_WORK REQUIRED_.
In the listing, swap "nobleman" for "gentleman" and reproduce the stretch from the line containing "Segment this screenshot: for" through the line containing "1436, 995, 1477]", with nothing else changed.

>> begin

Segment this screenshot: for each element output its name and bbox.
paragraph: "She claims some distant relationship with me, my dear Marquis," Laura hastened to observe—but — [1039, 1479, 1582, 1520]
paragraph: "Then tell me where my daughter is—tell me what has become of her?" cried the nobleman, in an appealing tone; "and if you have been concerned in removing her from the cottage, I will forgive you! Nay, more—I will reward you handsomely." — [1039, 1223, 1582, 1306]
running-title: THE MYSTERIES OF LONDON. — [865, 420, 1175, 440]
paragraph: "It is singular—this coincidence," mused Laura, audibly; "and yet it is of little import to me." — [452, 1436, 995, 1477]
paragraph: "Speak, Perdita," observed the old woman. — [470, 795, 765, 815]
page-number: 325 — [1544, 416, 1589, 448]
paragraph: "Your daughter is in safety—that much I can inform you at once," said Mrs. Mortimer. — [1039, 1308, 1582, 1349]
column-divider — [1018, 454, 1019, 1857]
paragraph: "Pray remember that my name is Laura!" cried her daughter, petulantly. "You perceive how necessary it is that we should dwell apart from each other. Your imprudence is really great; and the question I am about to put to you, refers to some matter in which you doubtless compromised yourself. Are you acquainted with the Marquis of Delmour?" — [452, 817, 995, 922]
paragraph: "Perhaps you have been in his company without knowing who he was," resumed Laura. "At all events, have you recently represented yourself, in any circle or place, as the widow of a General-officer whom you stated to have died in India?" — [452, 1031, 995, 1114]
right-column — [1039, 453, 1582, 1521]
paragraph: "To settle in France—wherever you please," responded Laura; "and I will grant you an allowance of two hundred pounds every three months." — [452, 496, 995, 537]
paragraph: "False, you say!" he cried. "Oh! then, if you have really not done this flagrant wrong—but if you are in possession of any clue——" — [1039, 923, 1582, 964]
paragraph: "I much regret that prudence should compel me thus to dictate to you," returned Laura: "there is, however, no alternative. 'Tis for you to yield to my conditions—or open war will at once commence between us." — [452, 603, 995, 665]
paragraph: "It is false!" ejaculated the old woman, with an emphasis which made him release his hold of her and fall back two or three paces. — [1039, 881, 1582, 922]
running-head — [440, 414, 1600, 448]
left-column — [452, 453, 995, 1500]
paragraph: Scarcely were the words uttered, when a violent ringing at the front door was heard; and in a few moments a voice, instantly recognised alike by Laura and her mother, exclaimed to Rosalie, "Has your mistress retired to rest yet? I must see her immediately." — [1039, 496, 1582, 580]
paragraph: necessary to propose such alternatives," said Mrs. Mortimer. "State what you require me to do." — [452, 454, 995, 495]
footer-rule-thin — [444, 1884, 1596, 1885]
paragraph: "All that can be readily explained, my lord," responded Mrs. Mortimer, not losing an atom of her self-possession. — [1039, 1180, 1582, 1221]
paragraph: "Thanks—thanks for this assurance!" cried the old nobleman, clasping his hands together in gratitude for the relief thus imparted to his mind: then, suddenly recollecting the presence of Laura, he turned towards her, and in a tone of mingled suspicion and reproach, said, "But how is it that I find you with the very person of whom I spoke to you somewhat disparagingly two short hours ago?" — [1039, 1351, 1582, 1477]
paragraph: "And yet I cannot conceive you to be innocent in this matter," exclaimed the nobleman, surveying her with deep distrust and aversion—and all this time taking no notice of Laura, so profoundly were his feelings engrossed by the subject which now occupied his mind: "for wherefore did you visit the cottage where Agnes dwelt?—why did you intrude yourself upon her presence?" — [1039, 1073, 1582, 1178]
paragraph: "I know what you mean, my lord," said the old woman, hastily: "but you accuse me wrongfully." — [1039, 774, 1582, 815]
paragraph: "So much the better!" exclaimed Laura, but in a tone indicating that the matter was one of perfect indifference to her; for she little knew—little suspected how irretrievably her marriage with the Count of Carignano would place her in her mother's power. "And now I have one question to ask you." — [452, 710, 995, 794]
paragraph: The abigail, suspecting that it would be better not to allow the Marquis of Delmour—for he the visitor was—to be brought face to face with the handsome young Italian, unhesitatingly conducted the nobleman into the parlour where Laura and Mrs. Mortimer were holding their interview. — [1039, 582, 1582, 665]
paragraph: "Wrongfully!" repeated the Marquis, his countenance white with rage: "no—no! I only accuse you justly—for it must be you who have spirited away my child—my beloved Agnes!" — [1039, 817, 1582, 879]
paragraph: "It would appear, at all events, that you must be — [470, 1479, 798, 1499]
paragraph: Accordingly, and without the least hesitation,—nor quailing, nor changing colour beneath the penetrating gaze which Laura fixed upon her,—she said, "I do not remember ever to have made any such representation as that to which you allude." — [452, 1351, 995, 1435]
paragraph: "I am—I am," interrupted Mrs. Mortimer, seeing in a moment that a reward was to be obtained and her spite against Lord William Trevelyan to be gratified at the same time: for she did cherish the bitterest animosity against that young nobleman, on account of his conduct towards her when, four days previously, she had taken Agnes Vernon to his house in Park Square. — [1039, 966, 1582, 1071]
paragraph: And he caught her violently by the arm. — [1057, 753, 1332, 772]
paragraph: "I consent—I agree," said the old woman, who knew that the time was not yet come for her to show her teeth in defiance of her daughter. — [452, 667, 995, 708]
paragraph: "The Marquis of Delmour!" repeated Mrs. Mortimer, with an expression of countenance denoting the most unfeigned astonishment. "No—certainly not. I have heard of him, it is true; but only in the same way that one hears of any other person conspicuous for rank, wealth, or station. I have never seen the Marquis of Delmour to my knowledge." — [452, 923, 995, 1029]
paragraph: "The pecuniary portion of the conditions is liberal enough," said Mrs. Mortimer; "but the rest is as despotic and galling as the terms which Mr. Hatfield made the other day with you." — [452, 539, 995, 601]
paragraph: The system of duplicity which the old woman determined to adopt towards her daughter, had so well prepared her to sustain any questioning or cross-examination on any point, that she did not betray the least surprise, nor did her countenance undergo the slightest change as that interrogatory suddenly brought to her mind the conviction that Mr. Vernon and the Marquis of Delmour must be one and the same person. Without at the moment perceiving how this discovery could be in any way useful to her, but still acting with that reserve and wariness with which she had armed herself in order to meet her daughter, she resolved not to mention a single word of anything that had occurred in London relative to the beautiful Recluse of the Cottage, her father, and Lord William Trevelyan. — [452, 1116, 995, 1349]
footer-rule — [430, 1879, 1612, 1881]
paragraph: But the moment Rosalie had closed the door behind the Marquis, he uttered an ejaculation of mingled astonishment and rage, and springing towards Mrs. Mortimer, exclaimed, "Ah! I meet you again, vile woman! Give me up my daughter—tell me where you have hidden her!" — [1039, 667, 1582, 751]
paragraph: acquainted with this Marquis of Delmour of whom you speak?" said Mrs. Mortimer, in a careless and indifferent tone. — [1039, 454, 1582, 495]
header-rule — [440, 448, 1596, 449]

>> end
>> begin

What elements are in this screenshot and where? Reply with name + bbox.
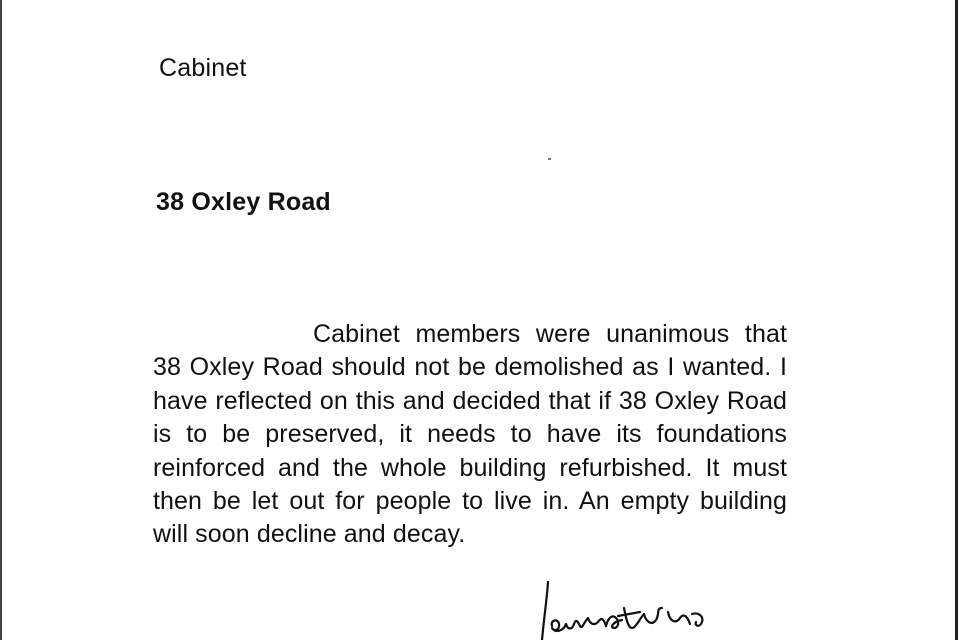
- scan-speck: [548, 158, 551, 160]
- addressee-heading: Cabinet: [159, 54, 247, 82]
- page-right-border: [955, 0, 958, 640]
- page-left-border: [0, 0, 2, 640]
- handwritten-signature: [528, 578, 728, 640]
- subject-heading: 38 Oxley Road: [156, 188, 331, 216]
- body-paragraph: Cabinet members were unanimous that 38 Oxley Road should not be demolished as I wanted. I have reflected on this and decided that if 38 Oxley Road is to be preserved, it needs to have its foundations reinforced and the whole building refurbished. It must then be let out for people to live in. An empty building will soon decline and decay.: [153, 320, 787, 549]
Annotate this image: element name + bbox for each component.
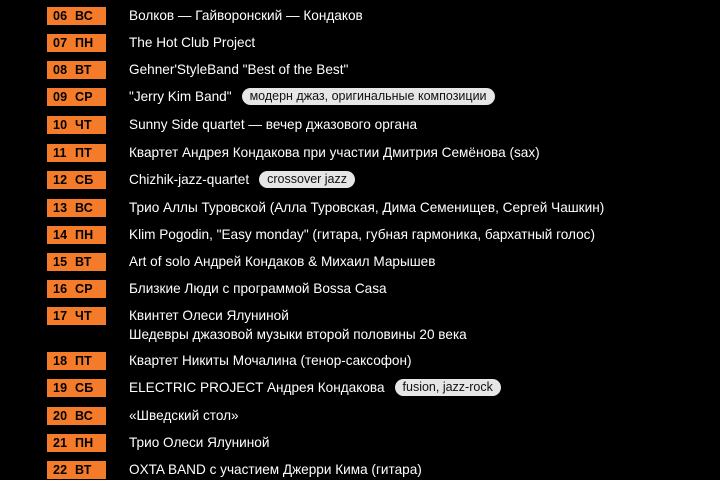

>> end
>> begin

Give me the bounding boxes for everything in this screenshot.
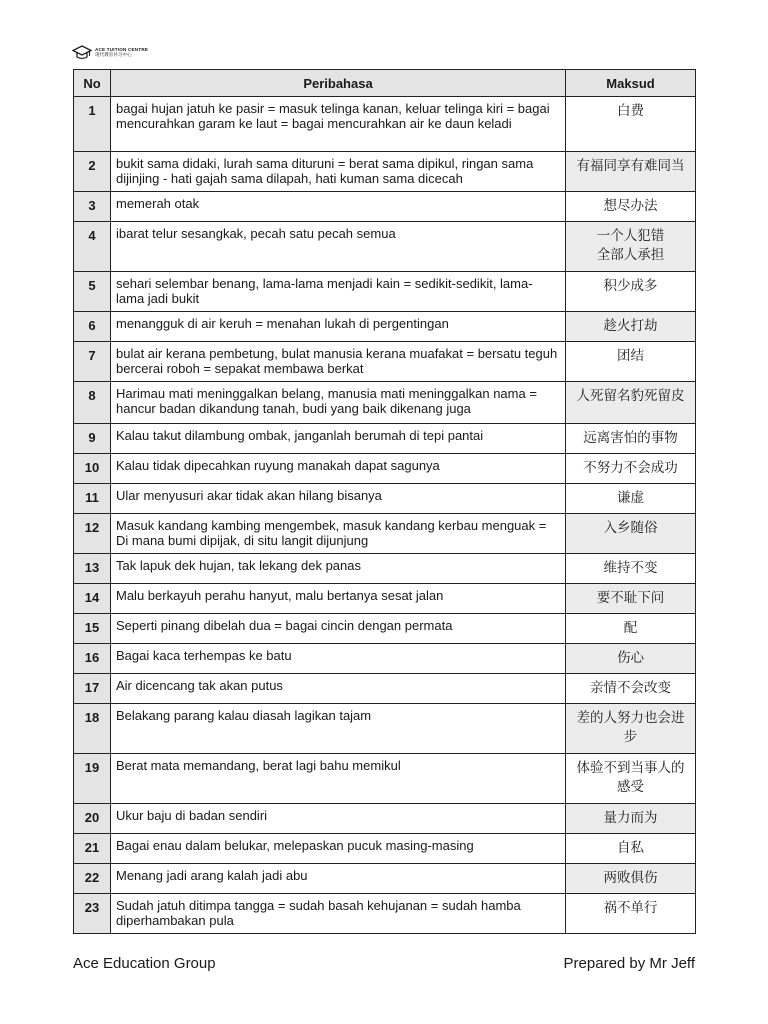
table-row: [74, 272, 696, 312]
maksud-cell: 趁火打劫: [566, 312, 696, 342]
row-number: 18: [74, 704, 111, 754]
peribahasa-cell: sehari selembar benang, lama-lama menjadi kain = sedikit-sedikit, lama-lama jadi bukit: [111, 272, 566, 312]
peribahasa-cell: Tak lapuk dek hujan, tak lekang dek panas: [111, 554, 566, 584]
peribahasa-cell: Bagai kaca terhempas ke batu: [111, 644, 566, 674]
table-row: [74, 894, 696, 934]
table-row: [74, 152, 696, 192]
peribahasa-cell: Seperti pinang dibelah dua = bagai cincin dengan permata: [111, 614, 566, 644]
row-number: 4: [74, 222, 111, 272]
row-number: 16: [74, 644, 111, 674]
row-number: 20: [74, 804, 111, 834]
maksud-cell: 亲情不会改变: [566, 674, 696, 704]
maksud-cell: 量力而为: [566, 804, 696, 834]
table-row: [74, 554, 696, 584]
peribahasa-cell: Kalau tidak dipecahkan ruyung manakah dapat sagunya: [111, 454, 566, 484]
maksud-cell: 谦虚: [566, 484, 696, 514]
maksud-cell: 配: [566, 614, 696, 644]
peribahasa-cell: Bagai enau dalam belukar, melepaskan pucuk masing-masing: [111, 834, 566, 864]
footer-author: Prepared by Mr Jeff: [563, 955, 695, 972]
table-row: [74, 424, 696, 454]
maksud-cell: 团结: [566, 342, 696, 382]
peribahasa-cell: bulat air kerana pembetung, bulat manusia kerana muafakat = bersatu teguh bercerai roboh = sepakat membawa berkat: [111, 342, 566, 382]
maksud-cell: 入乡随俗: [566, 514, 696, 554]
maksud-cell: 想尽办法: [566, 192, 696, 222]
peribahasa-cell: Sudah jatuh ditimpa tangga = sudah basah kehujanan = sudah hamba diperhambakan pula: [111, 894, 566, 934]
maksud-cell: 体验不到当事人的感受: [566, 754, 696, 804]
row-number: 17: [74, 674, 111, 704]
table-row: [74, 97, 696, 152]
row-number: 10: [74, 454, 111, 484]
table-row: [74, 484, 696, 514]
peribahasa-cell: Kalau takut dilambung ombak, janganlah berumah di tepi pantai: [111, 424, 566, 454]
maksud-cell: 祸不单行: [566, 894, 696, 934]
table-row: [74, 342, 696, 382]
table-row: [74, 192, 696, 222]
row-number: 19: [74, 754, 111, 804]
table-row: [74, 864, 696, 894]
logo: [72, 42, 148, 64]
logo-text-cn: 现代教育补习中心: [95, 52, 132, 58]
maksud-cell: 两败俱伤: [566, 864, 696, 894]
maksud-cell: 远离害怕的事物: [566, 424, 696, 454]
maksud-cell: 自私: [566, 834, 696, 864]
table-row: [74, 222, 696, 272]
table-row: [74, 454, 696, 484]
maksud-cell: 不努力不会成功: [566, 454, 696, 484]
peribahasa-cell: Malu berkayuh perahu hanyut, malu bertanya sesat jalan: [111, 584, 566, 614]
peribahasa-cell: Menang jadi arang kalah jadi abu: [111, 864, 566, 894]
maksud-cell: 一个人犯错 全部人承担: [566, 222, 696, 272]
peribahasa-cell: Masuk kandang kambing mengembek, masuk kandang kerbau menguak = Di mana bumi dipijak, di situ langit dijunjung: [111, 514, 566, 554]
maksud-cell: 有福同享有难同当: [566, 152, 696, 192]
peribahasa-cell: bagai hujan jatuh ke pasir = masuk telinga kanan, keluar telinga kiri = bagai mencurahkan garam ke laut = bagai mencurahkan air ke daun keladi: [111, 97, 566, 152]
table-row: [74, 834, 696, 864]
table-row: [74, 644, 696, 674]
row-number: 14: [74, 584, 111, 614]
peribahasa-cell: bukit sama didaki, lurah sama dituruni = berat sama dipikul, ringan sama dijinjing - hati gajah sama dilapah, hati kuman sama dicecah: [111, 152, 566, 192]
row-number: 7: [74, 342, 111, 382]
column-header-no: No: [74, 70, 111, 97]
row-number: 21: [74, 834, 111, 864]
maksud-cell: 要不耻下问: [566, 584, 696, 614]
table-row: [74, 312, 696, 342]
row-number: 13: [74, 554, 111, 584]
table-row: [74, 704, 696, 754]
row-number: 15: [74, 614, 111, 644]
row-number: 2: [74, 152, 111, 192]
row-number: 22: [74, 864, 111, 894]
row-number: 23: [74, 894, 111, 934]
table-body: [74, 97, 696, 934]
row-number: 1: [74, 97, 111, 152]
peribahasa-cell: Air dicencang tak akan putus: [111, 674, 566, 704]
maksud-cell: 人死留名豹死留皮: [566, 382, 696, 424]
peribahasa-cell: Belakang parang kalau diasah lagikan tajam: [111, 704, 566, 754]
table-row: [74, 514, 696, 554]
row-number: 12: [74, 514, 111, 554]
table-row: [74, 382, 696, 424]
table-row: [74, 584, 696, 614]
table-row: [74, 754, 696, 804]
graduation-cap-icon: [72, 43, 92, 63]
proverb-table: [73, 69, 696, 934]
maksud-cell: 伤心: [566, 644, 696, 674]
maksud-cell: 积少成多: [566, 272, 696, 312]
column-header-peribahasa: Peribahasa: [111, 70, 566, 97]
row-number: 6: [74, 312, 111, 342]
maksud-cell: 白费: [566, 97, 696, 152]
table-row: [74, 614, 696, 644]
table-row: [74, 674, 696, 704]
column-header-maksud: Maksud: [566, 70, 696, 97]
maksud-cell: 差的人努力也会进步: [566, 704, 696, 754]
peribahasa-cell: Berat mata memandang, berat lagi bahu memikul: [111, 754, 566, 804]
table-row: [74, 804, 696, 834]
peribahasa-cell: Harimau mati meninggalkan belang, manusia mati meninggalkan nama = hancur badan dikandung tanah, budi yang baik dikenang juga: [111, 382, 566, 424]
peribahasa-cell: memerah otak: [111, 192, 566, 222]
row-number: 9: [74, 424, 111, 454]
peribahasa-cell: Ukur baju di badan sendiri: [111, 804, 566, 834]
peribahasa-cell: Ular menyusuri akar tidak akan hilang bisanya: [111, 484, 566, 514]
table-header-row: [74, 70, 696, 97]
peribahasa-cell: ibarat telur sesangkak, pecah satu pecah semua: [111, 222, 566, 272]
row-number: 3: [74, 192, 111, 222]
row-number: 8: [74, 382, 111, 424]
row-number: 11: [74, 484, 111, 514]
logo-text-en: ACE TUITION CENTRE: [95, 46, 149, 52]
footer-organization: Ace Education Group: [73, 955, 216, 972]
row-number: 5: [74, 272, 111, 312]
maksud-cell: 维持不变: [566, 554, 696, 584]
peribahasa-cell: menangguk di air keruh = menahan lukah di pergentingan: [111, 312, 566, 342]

>> end

_SOLVED PROBLEM_.
Segment this screenshot: for each element output its name and bbox.
paragraph: "She claims some distant relationship with me, my dear Marquis," Laura hastened to observe—but — [1039, 1479, 1582, 1520]
paragraph: "Then tell me where my daughter is—tell me what has become of her?" cried the gentleman, in an appealing tone; "and if you have been concerned in removing her from the cottage, I will forgive you! Nay, more—I will reward you handsomely." — [1039, 1223, 1582, 1306]
running-title: THE MYSTERIES OF LONDON. — [865, 420, 1175, 440]
paragraph: "It is singular—this coincidence," mused Laura, audibly; "and yet it is of little import to me." — [452, 1436, 995, 1477]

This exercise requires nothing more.